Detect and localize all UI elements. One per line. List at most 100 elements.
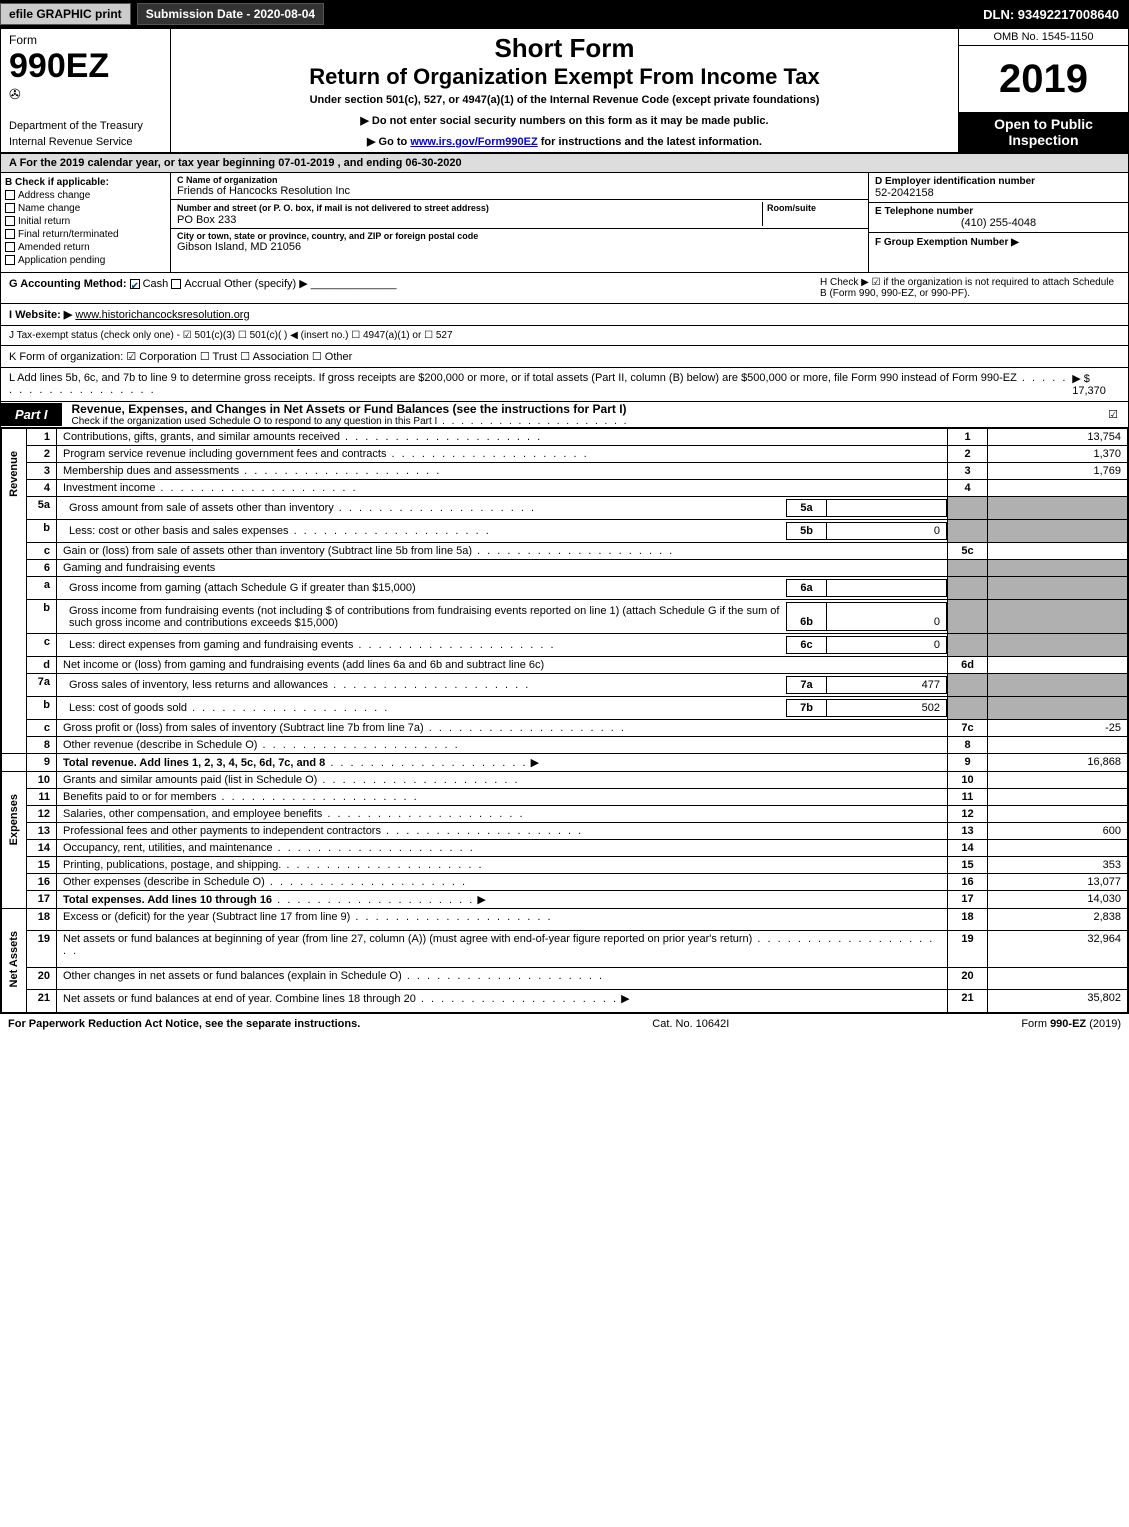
desc-19: Net assets or fund balances at beginning… [57,930,948,967]
col-c: C Name of organization Friends of Hancoc… [171,173,868,272]
form-word: Form [9,33,162,47]
form-name-footer: Form 990-EZ (2019) [1021,1018,1121,1030]
amt-18: 2,838 [988,909,1128,931]
amt-9: 16,868 [988,754,1128,772]
efile-print-button[interactable]: efile GRAPHIC print [0,3,131,25]
col-d-e-f: D Employer identification number 52-2042… [868,173,1128,272]
chk-amended-return[interactable]: Amended return [5,242,166,253]
nc-2: 2 [948,446,988,463]
goto-post: for instructions and the latest informat… [538,136,762,148]
g-lbl: G Accounting Method: [9,278,127,290]
desc-9: Total revenue. Add lines 1, 2, 3, 4, 5c,… [57,754,948,772]
room-lbl: Room/suite [767,203,816,213]
row-j-tax-exempt: J Tax-exempt status (check only one) - ☑… [1,326,1128,346]
dept-irs: Internal Revenue Service [9,136,162,148]
chk-application-pending[interactable]: Application pending [5,255,166,266]
desc-18: Excess or (deficit) for the year (Subtra… [57,909,948,931]
form-header: Form 990EZ ✇ Department of the Treasury … [1,29,1128,154]
short-form-title: Short Form [175,33,954,64]
chk-address-change[interactable]: Address change [5,190,166,201]
desc-7c: Gross profit or (loss) from sales of inv… [57,720,948,737]
chk-name-change[interactable]: Name change [5,203,166,214]
ln-1: 1 [27,429,57,446]
form-number: 990EZ [9,47,162,86]
sa-7b: 502 [827,700,947,717]
desc-10: Grants and similar amounts paid (list in… [57,772,948,789]
nc-21: 21 [948,990,988,1013]
row-l-gross-receipts: L Add lines 5b, 6c, and 7b to line 9 to … [1,368,1128,402]
sl-7a: 7a [787,677,827,694]
sa-5b: 0 [827,523,947,540]
irs-link[interactable]: www.irs.gov/Form990EZ [410,136,537,148]
goto-pre: ▶ Go to [367,136,410,148]
h-schedule-b: H Check ▶ ☑ if the organization is not r… [820,277,1120,299]
cat-no: Cat. No. 10642I [652,1018,729,1030]
dept-treasury: Department of the Treasury [9,120,162,132]
sl-7b: 7b [787,700,827,717]
submission-date-button[interactable]: Submission Date - 2020-08-04 [137,3,324,25]
website-value: www.historichancocksresolution.org [75,309,249,321]
org-address: PO Box 233 [177,214,236,226]
top-bar: efile GRAPHIC print Submission Date - 20… [0,0,1129,28]
side-expenses: Expenses [2,772,27,909]
nc-4: 4 [948,480,988,497]
phone-value: (410) 255-4048 [875,217,1122,229]
desc-17: Total expenses. Add lines 10 through 16 … [57,891,948,909]
l-amount: ▶ $ 17,370 [1072,372,1120,397]
desc-6: Gaming and fundraising events [57,560,948,577]
chk-cash[interactable] [130,279,140,289]
amt-3: 1,769 [988,463,1128,480]
goto-line: ▶ Go to www.irs.gov/Form990EZ for instru… [175,135,954,148]
chk-accrual[interactable] [171,279,181,289]
dln-label: DLN: 93492217008640 [983,7,1119,22]
desc-5c: Gain or (loss) from sale of assets other… [57,543,948,560]
other-label: Other (specify) ▶ [224,278,308,290]
desc-3: Membership dues and assessments [57,463,948,480]
amt-1: 13,754 [988,429,1128,446]
chk-initial-return[interactable]: Initial return [5,216,166,227]
side-net-assets: Net Assets [2,909,27,1013]
desc-6a: Gross income from gaming (attach Schedul… [57,577,948,600]
desc-4: Investment income [57,480,948,497]
chk-final-return[interactable]: Final return/terminated [5,229,166,240]
amt-5c [988,543,1128,560]
desc-6b: Gross income from fundraising events (no… [57,600,948,634]
part1-table: Revenue 1 Contributions, gifts, grants, … [1,428,1128,1013]
part1-sub: Check if the organization used Schedule … [62,416,1099,427]
sa-6c: 0 [827,637,947,654]
nc-5a-grey [948,497,988,520]
desc-7a: Gross sales of inventory, less returns a… [57,674,948,697]
row-i-website: I Website: ▶ www.historichancocksresolut… [1,304,1128,326]
desc-6c: Less: direct expenses from gaming and fu… [57,634,948,657]
org-city: Gibson Island, MD 21056 [177,241,862,253]
sa-7a: 477 [827,677,947,694]
side-revenue-end [2,754,27,772]
nc-18: 18 [948,909,988,931]
amt-17: 14,030 [988,891,1128,909]
sl-5a: 5a [787,500,827,517]
part1-checkbox[interactable]: ☑ [1098,408,1128,421]
nc-12: 12 [948,806,988,823]
desc-8: Other revenue (describe in Schedule O) [57,737,948,754]
amt-15: 353 [988,857,1128,874]
desc-20: Other changes in net assets or fund bala… [57,968,948,990]
amt-4 [988,480,1128,497]
row-k-form-org: K Form of organization: ☑ Corporation ☐ … [1,346,1128,368]
sl-6a: 6a [787,580,827,597]
row-a-tax-year: A For the 2019 calendar year, or tax yea… [1,154,1128,173]
amt-21: 35,802 [988,990,1128,1013]
header-left: Form 990EZ ✇ Department of the Treasury … [1,29,171,152]
no-ssn-notice: ▶ Do not enter social security numbers o… [175,114,954,127]
pra-notice: For Paperwork Reduction Act Notice, see … [8,1018,360,1030]
c-name-lbl: C Name of organization [177,175,862,185]
nc-10: 10 [948,772,988,789]
omb-number: OMB No. 1545-1150 [959,29,1128,46]
desc-5a: Gross amount from sale of assets other t… [57,497,948,520]
nc-8: 8 [948,737,988,754]
amt-11 [988,789,1128,806]
sl-6b: 6b [787,603,827,631]
header-right: OMB No. 1545-1150 2019 Open to Public In… [958,29,1128,152]
f-lbl: F Group Exemption Number ▶ [875,237,1019,248]
nc-13: 13 [948,823,988,840]
amt-8 [988,737,1128,754]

## Your objective
Swap "Department of the Treasury" for "U.S. Treasury" throughout the records above and write their lines out again with nothing else changed. Leave the pictures out.

## Answer for the task
Detect and localize all UI elements. One per line. List at most 100 elements.
desc-19: Net assets or fund balances at beginning… [57,930,948,967]
col-c: C Name of organization Friends of Hancoc… [171,173,868,272]
form-word: Form [9,33,162,47]
form-name-footer: Form 990-EZ (2019) [1021,1018,1121,1030]
amt-18: 2,838 [988,909,1128,931]
amt-9: 16,868 [988,754,1128,772]
efile-print-button[interactable]: efile GRAPHIC print [0,3,131,25]
col-d-e-f: D Employer identification number 52-2042… [868,173,1128,272]
chk-amended-return[interactable]: Amended return [5,242,166,253]
nc-2: 2 [948,446,988,463]
goto-post: for instructions and the latest informat… [538,136,762,148]
g-lbl: G Accounting Method: [9,278,127,290]
desc-9: Total revenue. Add lines 1, 2, 3, 4, 5c,… [57,754,948,772]
room-lbl: Room/suite [767,203,816,213]
row-j-tax-exempt: J Tax-exempt status (check only one) - ☑… [1,326,1128,346]
dept-irs: Internal Revenue Service [9,136,162,148]
chk-application-pending[interactable]: Application pending [5,255,166,266]
desc-18: Excess or (deficit) for the year (Subtra… [57,909,948,931]
form-header: Form 990EZ ✇ U.S. Treasury … [1,29,1128,154]
short-form-title: Short Form [175,33,954,64]
chk-address-change[interactable]: Address change [5,190,166,201]
desc-7c: Gross profit or (loss) from sales of inv… [57,720,948,737]
chk-name-change[interactable]: Name change [5,203,166,214]
ln-1: 1 [27,429,57,446]
form-number: 990EZ [9,47,162,86]
sa-7b: 502 [827,700,947,717]
desc-10: Grants and similar amounts paid (list in… [57,772,948,789]
nc-21: 21 [948,990,988,1013]
row-l-gross-receipts: L Add lines 5b, 6c, and 7b to line 9 to … [1,368,1128,402]
sl-7a: 7a [787,677,827,694]
sa-5b: 0 [827,523,947,540]
irs-link[interactable]: www.irs.gov/Form990EZ [410,136,537,148]
goto-pre: ▶ Go to [367,136,410,148]
h-schedule-b: H Check ▶ ☑ if the organization is not r… [820,277,1120,299]
cat-no: Cat. No. 10642I [652,1018,729,1030]
dept-treasury: U.S. Treasury [9,120,162,132]
sl-7b: 7b [787,700,827,717]
submission-date-button[interactable]: Submission Date - 2020-08-04 [137,3,324,25]
website-value: www.historichancocksresolution.org [75,309,249,321]
org-address: PO Box 233 [177,214,236,226]
top-bar: efile GRAPHIC print Submission Date - 20… [0,0,1129,28]
side-expenses: Expenses [2,772,27,909]
nc-4: 4 [948,480,988,497]
phone-value: (410) 255-4048 [875,217,1122,229]
desc-17: Total expenses. Add lines 10 through 16 … [57,891,948,909]
l-amount: ▶ $ 17,370 [1072,372,1120,397]
desc-6: Gaming and fundraising events [57,560,948,577]
chk-cash[interactable] [130,279,140,289]
amt-3: 1,769 [988,463,1128,480]
goto-line: ▶ Go to www.irs.gov/Form990EZ for instru… [175,135,954,148]
chk-accrual[interactable] [171,279,181,289]
dln-label: DLN: 93492217008640 [983,7,1119,22]
desc-5c: Gain or (loss) from sale of assets other… [57,543,948,560]
other-label: Other (specify) ▶ [224,278,308,290]
desc-3: Membership dues and assessments [57,463,948,480]
amt-1: 13,754 [988,429,1128,446]
chk-initial-return[interactable]: Initial return [5,216,166,227]
side-net-assets: Net Assets [2,909,27,1013]
desc-6a: Gross income from gaming (attach Schedul… [57,577,948,600]
desc-4: Investment income [57,480,948,497]
chk-final-return[interactable]: Final return/terminated [5,229,166,240]
amt-5c [988,543,1128,560]
desc-6b: Gross income from fundraising events (no… [57,600,948,634]
part1-table: Revenue 1 Contributions, gifts, grants, … [1,428,1128,1013]
part1-sub: Check if the organization used Schedule … [62,416,1099,427]
sa-6c: 0 [827,637,947,654]
nc-5a-grey [948,497,988,520]
desc-7a: Gross sales of inventory, less returns a… [57,674,948,697]
row-i-website: I Website: ▶ www.historichancocksresolut… [1,304,1128,326]
desc-6c: Less: direct expenses from gaming and fu… [57,634,948,657]
org-city: Gibson Island, MD 21056 [177,241,862,253]
sa-7a: 477 [827,677,947,694]
side-revenue-end [2,754,27,772]
nc-18: 18 [948,909,988,931]
amt-17: 14,030 [988,891,1128,909]
sl-5a: 5a [787,500,827,517]
part1-checkbox[interactable]: ☑ [1098,408,1128,421]
nc-12: 12 [948,806,988,823]
desc-8: Other revenue (describe in Schedule O) [57,737,948,754]
amt-15: 353 [988,857,1128,874]
desc-20: Other changes in net assets or fund bala… [57,968,948,990]
amt-4 [988,480,1128,497]
row-k-form-org: K Form of organization: ☑ Corporation ☐ … [1,346,1128,368]
sl-6a: 6a [787,580,827,597]
row-a-tax-year: A For the 2019 calendar year, or tax yea… [1,154,1128,173]
amt-21: 35,802 [988,990,1128,1013]
header-left: Form 990EZ ✇ U.S. Treasury … [1,29,171,152]
no-ssn-notice: ▶ Do not enter social security numbers o… [175,114,954,127]
pra-notice: For Paperwork Reduction Act Notice, see … [8,1018,360,1030]
c-name-lbl: C Name of organization [177,175,862,185]
nc-10: 10 [948,772,988,789]
omb-number: OMB No. 1545-1150 [959,29,1128,46]
desc-5a: Gross amount from sale of assets other t… [57,497,948,520]
nc-8: 8 [948,737,988,754]
amt-11 [988,789,1128,806]
sl-6b: 6b [787,603,827,631]
header-right: OMB No. 1545-1150 2019 Open to Public In… [958,29,1128,152]
f-lbl: F Group Exemption Number ▶ [875,237,1019,248]
nc-13: 13 [948,823,988,840]
amt-8 [988,737,1128,754]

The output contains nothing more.